--- Material ---

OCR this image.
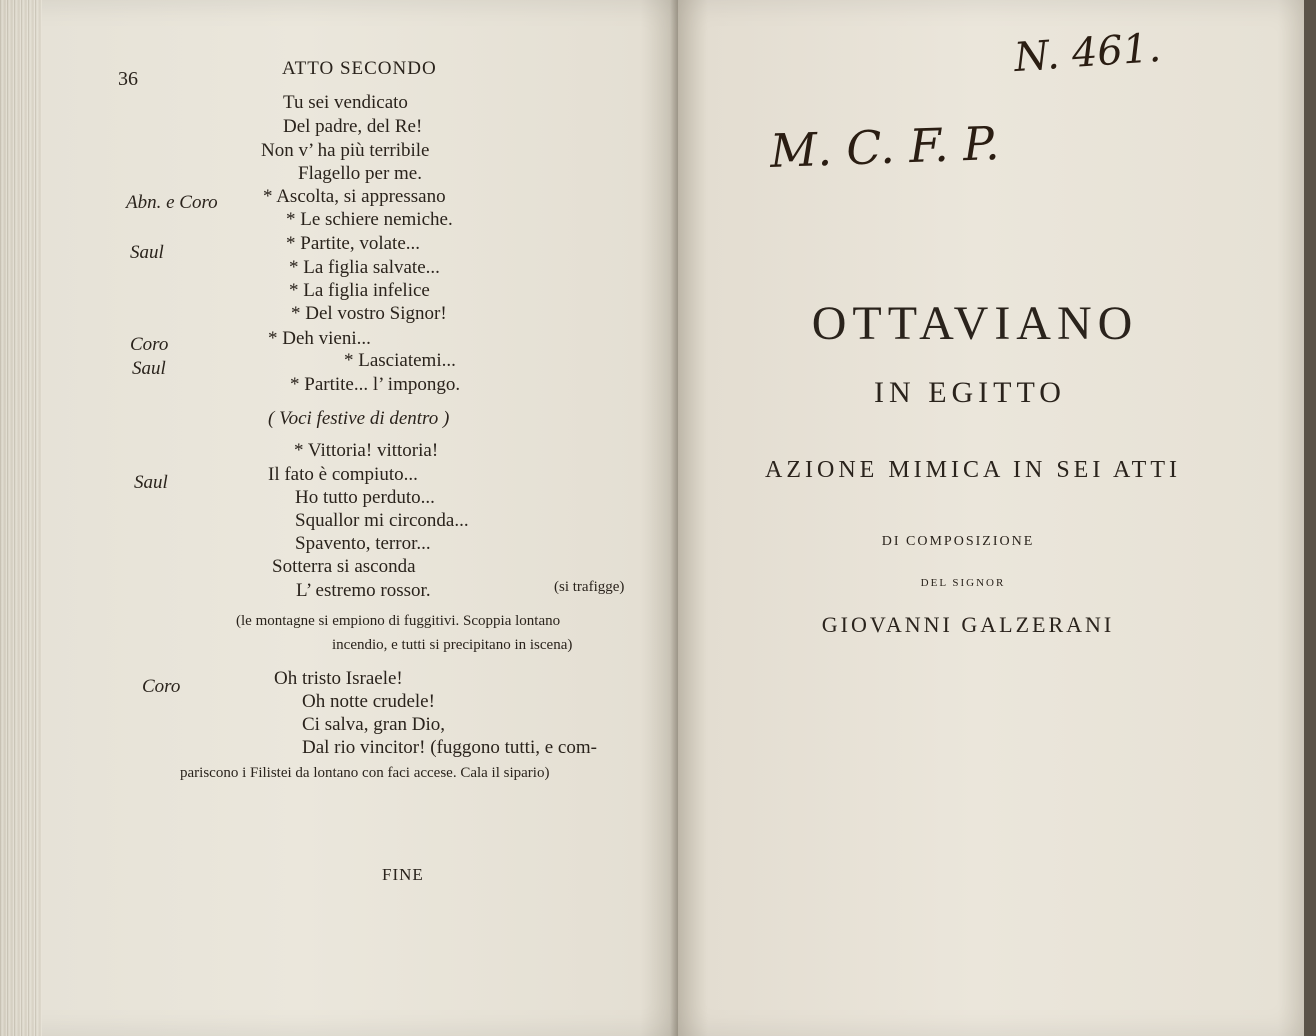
36	ATTO SECONDO
Tu sei vendicato
Del padre, del Re!
Non v’ ha più terribile
Flagello per me.
Abn. e Coro * Ascolta, si appressano
* Le schiere nemiche.
Saul	* Partite, volate...
* La figlia salvate...
* La figlia infelice
* Del vostro Signor!
Coro	* Deh vieni...
Saul	* Lasciatemi...
* Partite... l’ impongo.
( Voci festive di dentro )
* Vittoria! vittoria!
Saul	Il fato è compiuto...
Ho tutto perduto...
Squallor mi circonda...
Spavento, terror...
Sotterra si asconda
L’ estremo rossor.	(si trafigge)
(le montagne si empiono di fuggitivi. Scoppia lontano
incendio, e tutti si precipitano in iscena)
Coro	Oh tristo Israele!
Oh notte crudele!
Ci salva, gran Dio,
Dal rio vincitor! (fuggono tutti, e com-
pariscono i Filistei da lontano con faci accese. Cala il sipario)
FINE
N. 461.
M. C. F. P.
OTTAVIANO
IN EGITTO
AZIONE MIMICA IN SEI ATTI
DI COMPOSIZIONE
DEL SIGNOR
GIOVANNI GALZERANI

---

▶ **Work to complete**:
Reproduce every entry exactly, but omit each picture.

▶ **Expected answer**:
OCR this image.
36	ATTO SECONDO
Tu sei vendicato
Del padre, del Re!
Non v’ ha più terribile
Flagello per me.
Abn. e Coro * Ascolta, si appressano
* Le schiere nemiche.
Saul	* Partite, volate...
* La figlia salvate...
* La figlia infelice
* Del vostro Signor!
Coro	* Deh vieni...
Saul	* Lasciatemi...
* Partite... l’ impongo.
( Voci festive di dentro )
* Vittoria! vittoria!
Saul	Il fato è compiuto...
Ho tutto perduto...
Squallor mi circonda...
Spavento, terror...
Sotterra si asconda
L’ estremo rossor.	(si trafigge)
(le montagne si empiono di fuggitivi. Scoppia lontano
incendio, e tutti si precipitano in iscena)
Coro	Oh tristo Israele!
Oh notte crudele!
Ci salva, gran Dio,
Dal rio vincitor! (fuggono tutti, e com-
pariscono i Filistei da lontano con faci accese. Cala il sipario)
FINE
N. 461.
M. C. F. P.
OTTAVIANO
IN EGITTO
AZIONE MIMICA IN SEI ATTI
DI COMPOSIZIONE
DEL SIGNOR
GIOVANNI GALZERANI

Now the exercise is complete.